[TASK DETAILS] List each line holding the string "nombre".

[Dataset records]

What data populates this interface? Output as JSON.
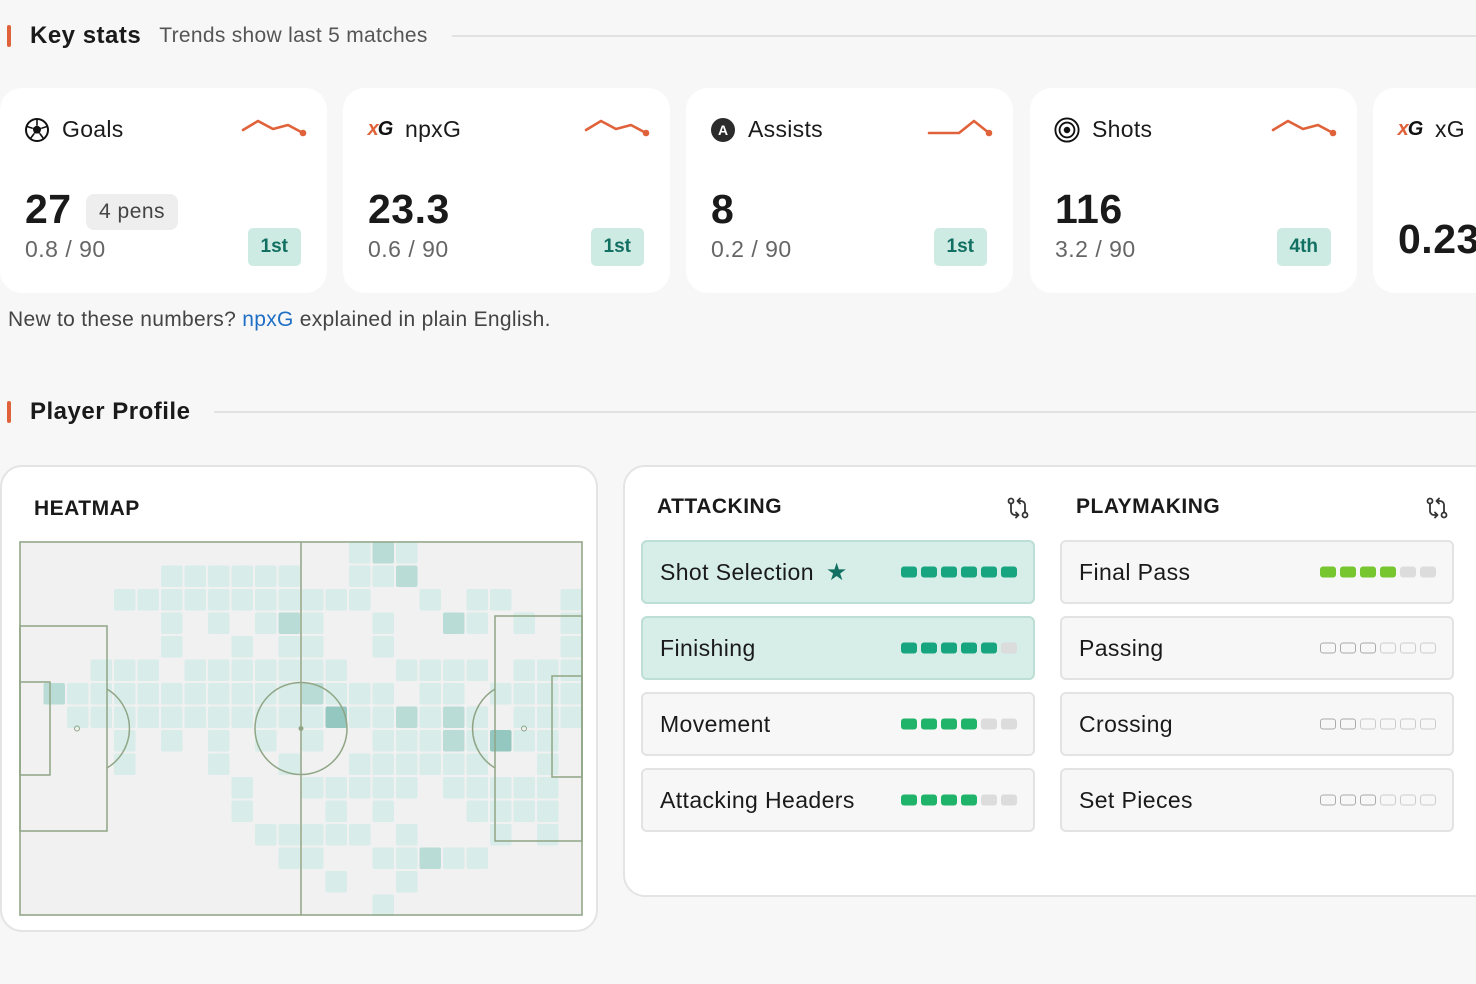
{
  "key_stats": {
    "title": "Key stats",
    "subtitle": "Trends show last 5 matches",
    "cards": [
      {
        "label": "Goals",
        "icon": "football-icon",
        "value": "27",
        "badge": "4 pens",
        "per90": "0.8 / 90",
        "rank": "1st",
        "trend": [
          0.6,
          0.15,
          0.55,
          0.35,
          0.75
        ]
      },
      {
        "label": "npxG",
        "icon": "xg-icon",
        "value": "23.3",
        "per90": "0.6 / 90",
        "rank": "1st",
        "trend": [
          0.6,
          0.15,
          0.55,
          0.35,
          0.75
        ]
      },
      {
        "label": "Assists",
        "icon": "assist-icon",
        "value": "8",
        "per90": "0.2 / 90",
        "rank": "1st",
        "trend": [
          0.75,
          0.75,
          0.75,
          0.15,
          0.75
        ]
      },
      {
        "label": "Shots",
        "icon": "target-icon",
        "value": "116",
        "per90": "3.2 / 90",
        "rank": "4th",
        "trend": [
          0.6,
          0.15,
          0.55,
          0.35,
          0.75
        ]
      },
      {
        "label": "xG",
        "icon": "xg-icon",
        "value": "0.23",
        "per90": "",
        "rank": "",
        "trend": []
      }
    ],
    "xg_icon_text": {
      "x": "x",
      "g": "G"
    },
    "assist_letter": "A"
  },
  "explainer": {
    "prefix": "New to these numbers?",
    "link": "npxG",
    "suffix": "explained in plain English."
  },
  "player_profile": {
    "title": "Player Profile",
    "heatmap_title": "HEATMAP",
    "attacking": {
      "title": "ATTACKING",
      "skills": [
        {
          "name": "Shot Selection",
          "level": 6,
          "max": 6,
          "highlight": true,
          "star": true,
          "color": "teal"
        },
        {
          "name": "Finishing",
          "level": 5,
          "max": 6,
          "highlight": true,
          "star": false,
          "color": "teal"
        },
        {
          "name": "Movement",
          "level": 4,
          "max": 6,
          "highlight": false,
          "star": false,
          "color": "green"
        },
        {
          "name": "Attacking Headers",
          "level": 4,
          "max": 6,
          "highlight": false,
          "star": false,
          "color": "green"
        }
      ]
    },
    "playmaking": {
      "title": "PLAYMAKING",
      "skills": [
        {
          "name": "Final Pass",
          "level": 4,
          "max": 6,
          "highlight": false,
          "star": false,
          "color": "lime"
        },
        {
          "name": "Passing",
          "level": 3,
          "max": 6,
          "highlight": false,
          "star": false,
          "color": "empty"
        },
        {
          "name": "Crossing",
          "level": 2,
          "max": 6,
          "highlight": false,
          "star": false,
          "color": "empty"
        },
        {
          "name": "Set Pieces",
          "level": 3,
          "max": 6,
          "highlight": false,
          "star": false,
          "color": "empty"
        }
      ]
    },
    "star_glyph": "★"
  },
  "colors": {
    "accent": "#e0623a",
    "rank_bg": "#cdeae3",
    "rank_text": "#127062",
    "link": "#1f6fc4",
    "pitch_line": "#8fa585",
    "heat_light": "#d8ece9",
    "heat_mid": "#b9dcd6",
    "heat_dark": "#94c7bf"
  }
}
* * *
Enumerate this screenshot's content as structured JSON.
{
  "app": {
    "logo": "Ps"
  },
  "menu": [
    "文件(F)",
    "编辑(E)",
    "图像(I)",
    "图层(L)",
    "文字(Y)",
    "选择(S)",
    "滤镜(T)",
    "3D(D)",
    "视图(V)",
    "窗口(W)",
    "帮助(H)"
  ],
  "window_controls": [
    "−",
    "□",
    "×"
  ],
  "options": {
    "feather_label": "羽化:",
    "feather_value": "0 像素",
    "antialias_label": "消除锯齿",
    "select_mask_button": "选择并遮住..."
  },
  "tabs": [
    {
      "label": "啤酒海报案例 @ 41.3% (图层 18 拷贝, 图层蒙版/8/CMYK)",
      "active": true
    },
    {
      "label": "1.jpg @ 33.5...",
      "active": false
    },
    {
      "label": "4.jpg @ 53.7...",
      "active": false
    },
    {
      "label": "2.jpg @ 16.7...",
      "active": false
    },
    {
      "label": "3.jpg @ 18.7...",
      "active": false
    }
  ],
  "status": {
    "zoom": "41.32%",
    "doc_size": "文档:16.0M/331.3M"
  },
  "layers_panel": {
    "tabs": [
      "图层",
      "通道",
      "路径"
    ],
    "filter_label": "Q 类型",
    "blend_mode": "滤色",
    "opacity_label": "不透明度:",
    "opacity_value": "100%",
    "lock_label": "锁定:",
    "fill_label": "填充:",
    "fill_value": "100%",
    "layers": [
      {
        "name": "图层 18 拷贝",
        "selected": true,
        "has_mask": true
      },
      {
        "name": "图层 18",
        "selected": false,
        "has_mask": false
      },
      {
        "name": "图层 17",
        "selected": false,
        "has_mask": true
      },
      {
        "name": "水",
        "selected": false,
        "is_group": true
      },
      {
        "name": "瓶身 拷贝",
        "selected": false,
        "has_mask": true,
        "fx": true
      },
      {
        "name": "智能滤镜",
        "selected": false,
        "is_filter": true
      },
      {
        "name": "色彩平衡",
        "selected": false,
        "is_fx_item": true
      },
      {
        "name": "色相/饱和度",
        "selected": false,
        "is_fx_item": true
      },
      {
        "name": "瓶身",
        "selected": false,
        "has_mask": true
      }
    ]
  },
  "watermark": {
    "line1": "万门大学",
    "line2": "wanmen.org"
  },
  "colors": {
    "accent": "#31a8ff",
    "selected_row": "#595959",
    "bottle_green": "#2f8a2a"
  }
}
==
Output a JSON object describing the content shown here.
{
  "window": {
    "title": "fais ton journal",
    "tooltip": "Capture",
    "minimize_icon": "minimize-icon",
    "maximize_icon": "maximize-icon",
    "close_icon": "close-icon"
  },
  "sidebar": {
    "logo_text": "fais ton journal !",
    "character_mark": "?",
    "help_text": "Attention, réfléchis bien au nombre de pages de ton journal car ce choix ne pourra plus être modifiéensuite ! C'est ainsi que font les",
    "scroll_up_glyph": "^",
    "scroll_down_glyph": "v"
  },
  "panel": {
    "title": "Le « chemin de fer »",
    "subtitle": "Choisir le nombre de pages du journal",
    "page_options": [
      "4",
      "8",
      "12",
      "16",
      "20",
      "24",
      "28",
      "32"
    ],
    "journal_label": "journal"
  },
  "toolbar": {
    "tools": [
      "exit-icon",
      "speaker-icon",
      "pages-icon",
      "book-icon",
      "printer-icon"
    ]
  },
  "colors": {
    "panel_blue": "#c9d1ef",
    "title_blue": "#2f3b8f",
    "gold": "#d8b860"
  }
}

[ANSWER TO THE EXERCISE]
    "help_text": "Attention, réfléchis bien au nombre de pages de ton journal car ce choix ne pourra plus être modifiéensuite ! C'est ainsi que font les",
    "subtitle": "Choisir le nombre de pages du journal",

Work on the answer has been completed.